### Supplied data

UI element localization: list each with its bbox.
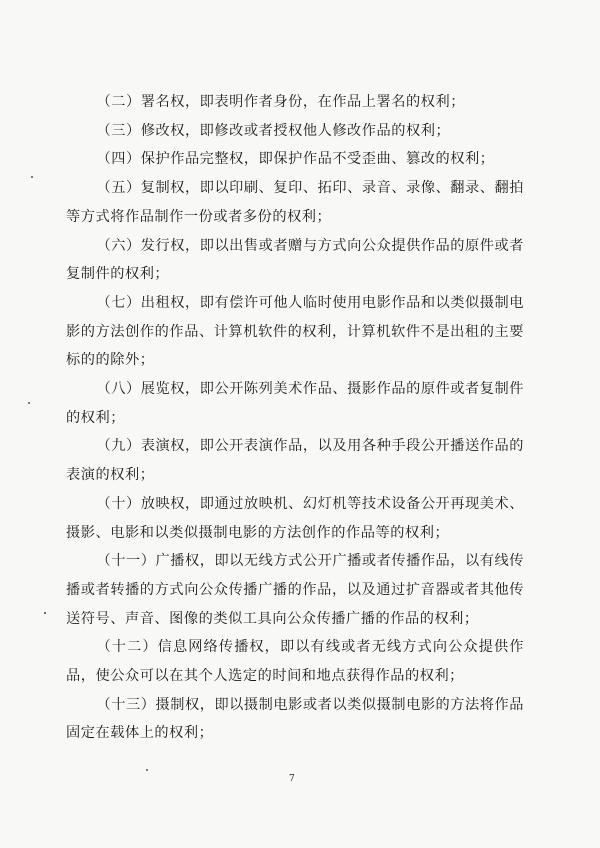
paragraph-signature-right: （二）署名权，即表明作者身份，在作品上署名的权利； (96, 94, 465, 110)
paragraph-modification-right: （三）修改权，即修改或者授权他人修改作品的权利； (96, 122, 451, 139)
paragraph-performance-right: （九）表演权，即公开表演作品，以及用各种手段公开播送作品的表演的权利； (66, 438, 524, 484)
paragraph-exhibition-right: （八）展览权，即公开陈列美术作品、摄影作品的原件或者复制件的权利； (66, 381, 524, 426)
paragraph-cinematography-right: （十三）摄制权，即以摄制电影或者以类似摄制电影的方法将作品固定在载体上的权利； (66, 696, 524, 742)
paragraph-rental-right: （七）出租权，即有偿许可他人临时使用电影作品和以类似摄制电影的方法创作的作品、计算机软件的权利，计算机软件不是出租的主要标的的除外； (66, 294, 524, 369)
document-body (66, 88, 524, 748)
paragraph-broadcasting-right: （十一）广播权，即以无线方式公开广播或者传播作品，以有线传播或者转播的方式向公众传播广播的作品，以及通过扩音器或者其他传送符号、声音、图像的类似工具向公众传播广播的作品的权利； (66, 553, 524, 627)
scan-speck (28, 402, 30, 404)
scan-speck (146, 769, 148, 771)
paragraph-integrity-right: （四）保护作品完整权，即保护作品不受歪曲、篡改的权利； (96, 151, 495, 168)
paragraph-reproduction-right: （五）复制权，即以印刷、复印、拓印、录音、录像、翻录、翻拍等方式将作品制作一份或者多份的权利； (66, 180, 524, 225)
scan-speck (44, 612, 46, 614)
scan-speck (31, 176, 33, 178)
paragraph-projection-right: （十）放映权，即通过放映机、幻灯机等技术设备公开再现美术、摄影、电影和以类似摄制电影的方法创作的作品等的权利； (66, 495, 524, 541)
paragraph-network-dissemination-right: （十二）信息网络传播权，即以有线或者无线方式向公众提供作品，使公众可以在其个人选定的时间和地点获得作品的权利； (66, 639, 524, 685)
paragraph-distribution-right: （六）发行权，即以出售或者赠与方式向公众提供作品的原件或者复制件的权利； (66, 237, 524, 283)
page-number: 7 (289, 774, 295, 784)
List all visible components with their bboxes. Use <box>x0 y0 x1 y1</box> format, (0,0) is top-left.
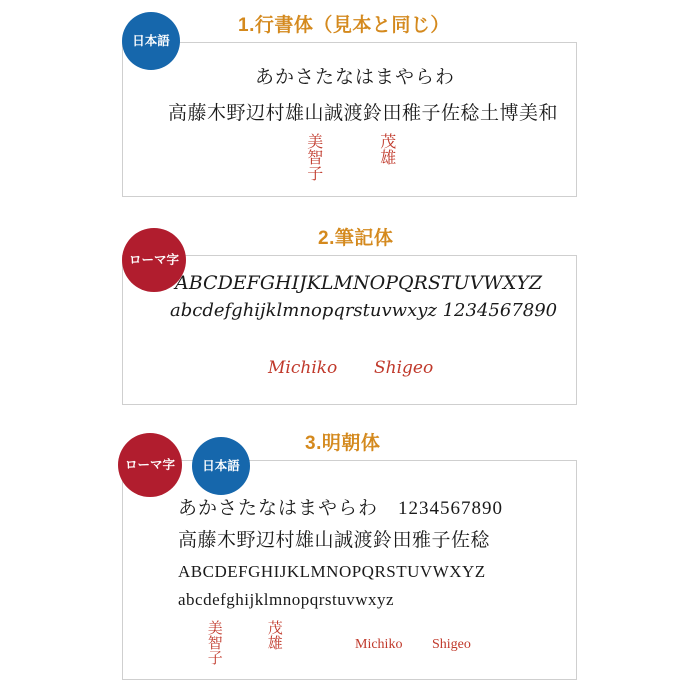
sample-name-3c: Michiko <box>355 637 403 652</box>
sample-text-kana-3: あかさたなはまやらわ 1234567890 <box>178 498 504 519</box>
badge-japanese-1: 日本語 <box>122 12 180 70</box>
sample-text-lowercase-2: abcdefghijklmnopqrstuvwxyz 1234567890 <box>170 300 558 321</box>
sample-name-1a: 美智子 <box>304 133 324 181</box>
badge-japanese-3: 日本語 <box>192 437 250 495</box>
sample-name-3b: 茂雄 <box>265 620 282 650</box>
sample-name-3d: Shigeo <box>432 637 471 652</box>
font-sample-section-3 <box>0 415 700 700</box>
sample-text-uppercase-3: ABCDEFGHIJKLMNOPQRSTUVWXYZ <box>178 562 486 581</box>
section-title-3: 3.明朝体 <box>305 433 381 454</box>
sample-name-1b: 茂雄 <box>377 133 397 165</box>
font-sample-section-2 <box>0 210 700 415</box>
section-title-2: 2.筆記体 <box>318 228 394 249</box>
sample-name-2b: Shigeo <box>374 358 434 378</box>
badge-romaji-3: ローマ字 <box>118 433 182 497</box>
sample-name-3a: 美智子 <box>205 620 222 665</box>
sample-text-uppercase-2: ABCDEFGHIJKLMNOPQRSTUVWXYZ <box>175 272 543 294</box>
sample-text-kana-1: あかさたなはまやらわ <box>255 66 456 88</box>
sample-text-lowercase-3: abcdefghijklmnopqrstuvwxyz <box>178 590 395 609</box>
section-title-1: 1.行書体（見本と同じ） <box>238 15 450 36</box>
badge-romaji-2: ローマ字 <box>122 228 186 292</box>
sample-text-kanji-1: 高藤木野辺村雄山誠渡鈴田稚子佐稔土博美和 <box>168 102 559 124</box>
sample-name-2a: Michiko <box>268 358 338 378</box>
sample-text-kanji-3: 高藤木野辺村雄山誠渡鈴田雅子佐稔 <box>178 530 491 551</box>
font-sample-section-1 <box>0 0 700 210</box>
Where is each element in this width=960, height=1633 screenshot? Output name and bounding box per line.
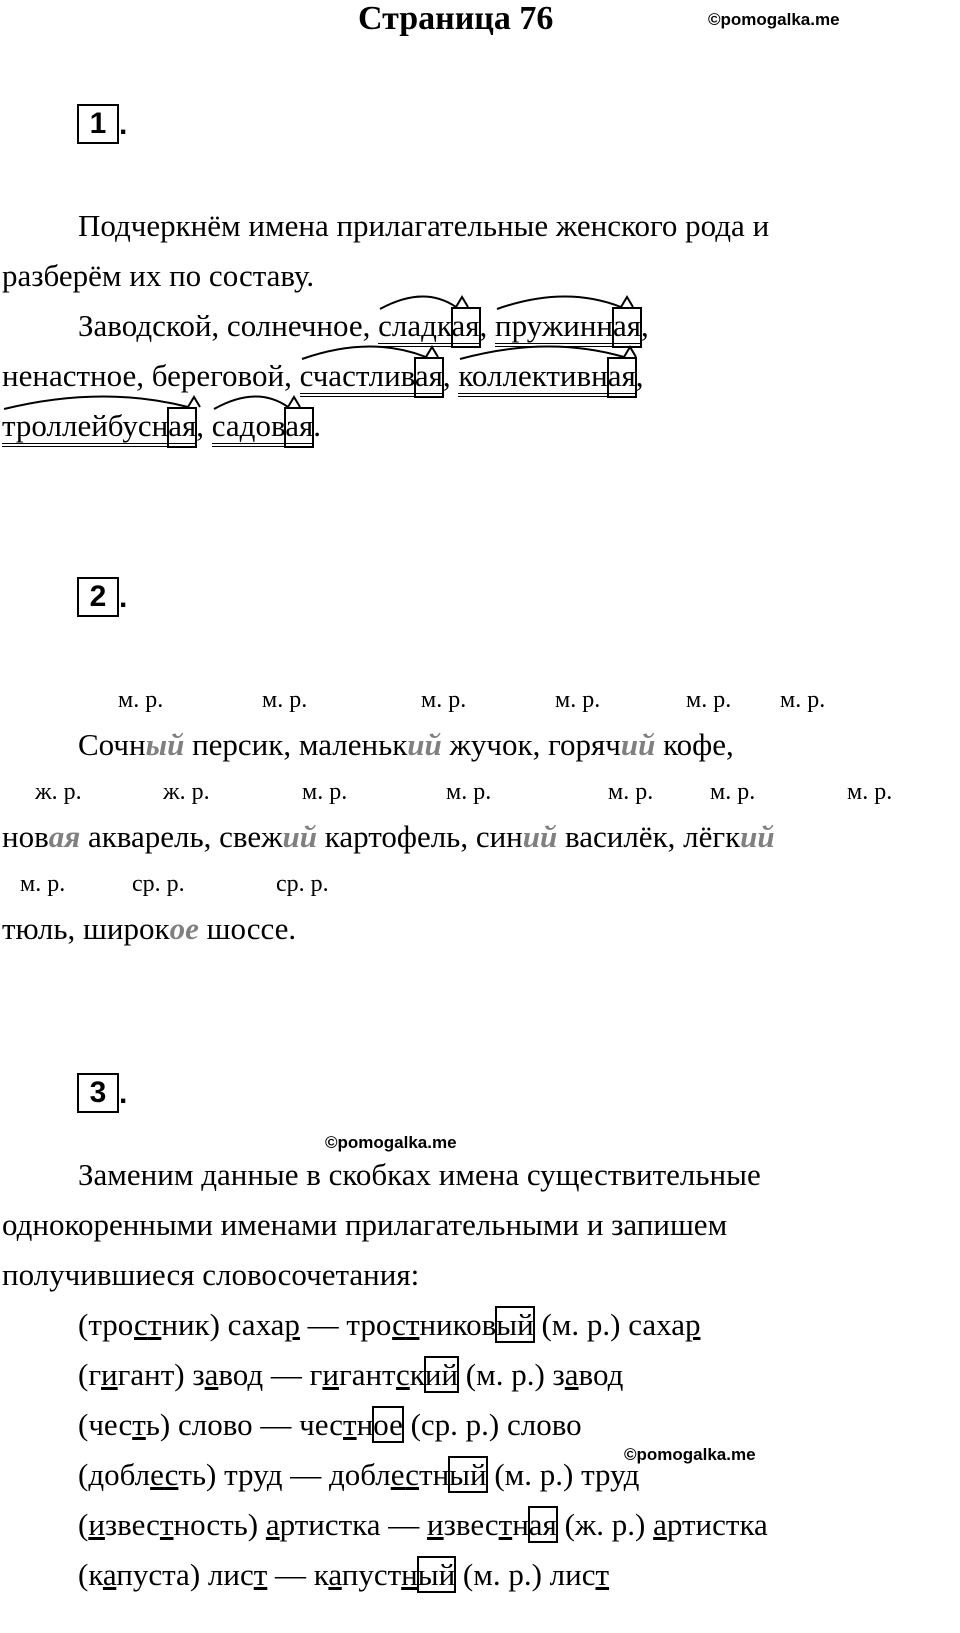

######

- Exercise requirements
Rewrite every line of the rows above as a Markdown table with the columns "Number" and "Line". Number the lines in order, skip blank lines, and leave the pictures out.

- Correct answer
| Number | Line |
|---|---|
| 1 | UI element localization: list each with its bbox. |
| 2 | paragraph-signature-right: （二）署名权，即表明作者身份，在作品上署名的权利； (96, 94, 465, 110) |
| 3 | paragraph-modification-right: （三）修改权，即修改或者授权他人修改作品的权利； (96, 122, 451, 139) |
| 4 | paragraph-performance-right: （九）表演权，即公开表演作品，以及用各种手段公开播送作品的表演的权利； (66, 438, 524, 484) |
| 5 | paragraph-exhibition-right: （八）展览权，即公开陈列美术作品、摄影作品的原件或者复制件的权利； (66, 381, 524, 426) |
| 6 | paragraph-cinematography-right: （十三）摄制权，即以摄制电影或者以类似摄制电影的方法将作品固定在载体上的权利； (66, 696, 524, 742) |
| 7 | paragraph-rental-right: （七）出租权，即有偿许可他人临时使用电影作品和以类似摄制电影的方法创作的作品、计算机软件的权利，计算机软件不是出租的主要标的的除外； (66, 294, 524, 369) |
| 8 | document-body (66, 88, 524, 748) |
| 9 | paragraph-broadcasting-right: （十一）广播权，即以无线方式公开广播或者传播作品，以有线传播或者转播的方式向公众传播广播的作品，以及通过扩音器或者其他传送符号、声音、图像的类似工具向公众传播广播的作品的权利； (66, 553, 524, 627) |
| 10 | scan-speck (28, 402, 30, 404) |
| 11 | scan-speck (146, 769, 148, 771) |
| 12 | paragraph-integrity-right: （四）保护作品完整权，即保护作品不受歪曲、篡改的权利； (96, 151, 495, 168) |
| 13 | paragraph-reproduction-right: （五）复制权，即以印刷、复印、拓印、录音、录像、翻录、翻拍等方式将作品制作一份或者多份的权利； (66, 180, 524, 225) |
| 14 | scan-speck (44, 612, 46, 614) |
| 15 | scan-speck (31, 176, 33, 178) |
| 16 | paragraph-projection-right: （十）放映权，即通过放映机、幻灯机等技术设备公开再现美术、摄影、电影和以类似摄制电影的方法创作的作品等的权利； (66, 495, 524, 541) |
| 17 | paragraph-network-dissemination-right: （十二）信息网络传播权，即以有线或者无线方式向公众提供作品，使公众可以在其个人选定的时间和地点获得作品的权利； (66, 639, 524, 685) |
| 18 | paragraph-distribution-right: （六）发行权，即以出售或者赠与方式向公众提供作品的原件或者复制件的权利； (66, 237, 524, 283) |
| 19 | page-number: 7 (289, 774, 295, 784) |
| 20 | List all visible components with their bboxes. Use <box>x0 y0 x1 y1</box> format, (0,0) is top-left. |
| 21 | sample-name-3c: Michiko <box>355 637 403 652</box> |
| 22 | sample-text-kana-3: あかさたなはまやらわ 1234567890 <box>178 498 504 519</box> |
| 23 | badge-japanese-1: 日本語 <box>122 12 180 70</box> |
| 24 | sample-text-lowercase-2: abcdefghijklmnopqrstuvwxyz 1234567890 <box>170 300 558 321</box> |
| 25 | sample-name-1a: 美智子 <box>304 133 324 181</box> |
| 26 | badge-japanese-3: 日本語 <box>192 437 250 495</box> |
| 27 | sample-name-3b: 茂雄 <box>265 620 282 650</box> |
| 28 | sample-name-3d: Shigeo <box>432 637 471 652</box> |
| 29 | font-sample-section-3 <box>0 415 700 700</box> |
| 30 | sample-text-uppercase-3: ABCDEFGHIJKLMNOPQRSTUVWXYZ <box>178 562 486 581</box> |
| 31 | section-title-3: 3.明朝体 <box>305 433 381 454</box> |
| 32 | sample-name-1b: 茂雄 <box>377 133 397 165</box> |
| 33 | font-sample-section-2 <box>0 210 700 415</box> |
| 34 | section-title-2: 2.筆記体 <box>318 228 394 249</box> |
| 35 | sample-name-2b: Shigeo <box>374 358 434 378</box> |
| 36 | badge-romaji-3: ローマ字 <box>118 433 182 497</box> |
| 37 | sample-name-3a: 美智子 <box>205 620 222 665</box> |
| 38 | sample-text-uppercase-2: ABCDEFGHIJKLMNOPQRSTUVWXYZ <box>175 272 543 294</box> |
| 39 | sample-text-kana-1: あかさたなはまやらわ <box>255 66 456 88</box> |
| 40 | sample-text-lowercase-3: abcdefghijklmnopqrstuvwxyz <box>178 590 395 609</box> |
| 41 | section-title-1: 1.行書体（見本と同じ） <box>238 15 450 36</box> |
| 42 | badge-romaji-2: ローマ字 <box>122 228 186 292</box> |
| 43 | sample-text-kanji-1: 高藤木野辺村雄山誠渡鈴田稚子佐稔土博美和 <box>168 102 559 124</box> |
| 44 | sample-name-2a: Michiko <box>268 358 338 378</box> |
| 45 | sample-text-kanji-3: 高藤木野辺村雄山誠渡鈴田雅子佐稔 <box>178 530 491 551</box> |
| 46 | font-sample-section-1 <box>0 0 700 210</box> |
| 47 | Where is each element in this width=960, height=1633 screenshot? Output name and bounding box per line. |